---------- The records
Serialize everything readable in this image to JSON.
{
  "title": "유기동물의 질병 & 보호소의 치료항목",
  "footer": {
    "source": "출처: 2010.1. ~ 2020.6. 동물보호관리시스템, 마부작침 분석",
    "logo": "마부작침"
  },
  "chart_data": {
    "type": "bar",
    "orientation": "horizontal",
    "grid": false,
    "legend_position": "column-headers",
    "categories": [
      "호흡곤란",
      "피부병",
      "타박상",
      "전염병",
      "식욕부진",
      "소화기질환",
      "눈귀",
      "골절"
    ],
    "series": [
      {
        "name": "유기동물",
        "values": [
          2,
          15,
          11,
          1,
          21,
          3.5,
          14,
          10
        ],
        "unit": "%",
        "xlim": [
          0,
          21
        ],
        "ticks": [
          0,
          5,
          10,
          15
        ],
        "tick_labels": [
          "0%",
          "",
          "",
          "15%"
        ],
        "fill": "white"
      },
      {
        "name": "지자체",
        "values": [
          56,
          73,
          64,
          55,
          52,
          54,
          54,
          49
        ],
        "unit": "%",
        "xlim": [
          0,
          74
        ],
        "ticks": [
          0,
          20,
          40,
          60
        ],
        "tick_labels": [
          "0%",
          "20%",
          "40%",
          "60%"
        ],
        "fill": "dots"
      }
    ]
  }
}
--------------------
Problem statement => All the entries above need to be reproduced exactly.

Solution for this problem =>
Serialize everything readable in this image to JSON.
{
  "title": "유기동물의 질병 & 보호소의 치료항목",
  "footer": {
    "source": "출처: 2010.1. ~ 2020.6. 동물보호관리시스템, 마부작침 분석",
    "logo": "마부작침"
  },
  "chart_data": {
    "type": "bar",
    "orientation": "horizontal",
    "grid": false,
    "legend_position": "column-headers",
    "categories": [
      "호흡곤란",
      "피부병",
      "타박상",
      "전염병",
      "식욕부진",
      "소화기질환",
      "눈귀",
      "골절"
    ],
    "series": [
      {
        "name": "유기동물",
        "values": [
          2,
          15,
          11,
          1,
          21,
          3.5,
          14,
          10
        ],
        "unit": "%",
        "xlim": [
          0,
          21
        ],
        "ticks": [
          0,
          5,
          10,
          15
        ],
        "tick_labels": [
          "0%",
          "",
          "",
          "15%"
        ],
        "fill": "white"
      },
      {
        "name": "지자체",
        "values": [
          56,
          73,
          64,
          55,
          52,
          54,
          54,
          49
        ],
        "unit": "%",
        "xlim": [
          0,
          74
        ],
        "ticks": [
          0,
          20,
          40,
          60
        ],
        "tick_labels": [
          "0%",
          "20%",
          "40%",
          "60%"
        ],
        "fill": "dots"
      }
    ]
  }
}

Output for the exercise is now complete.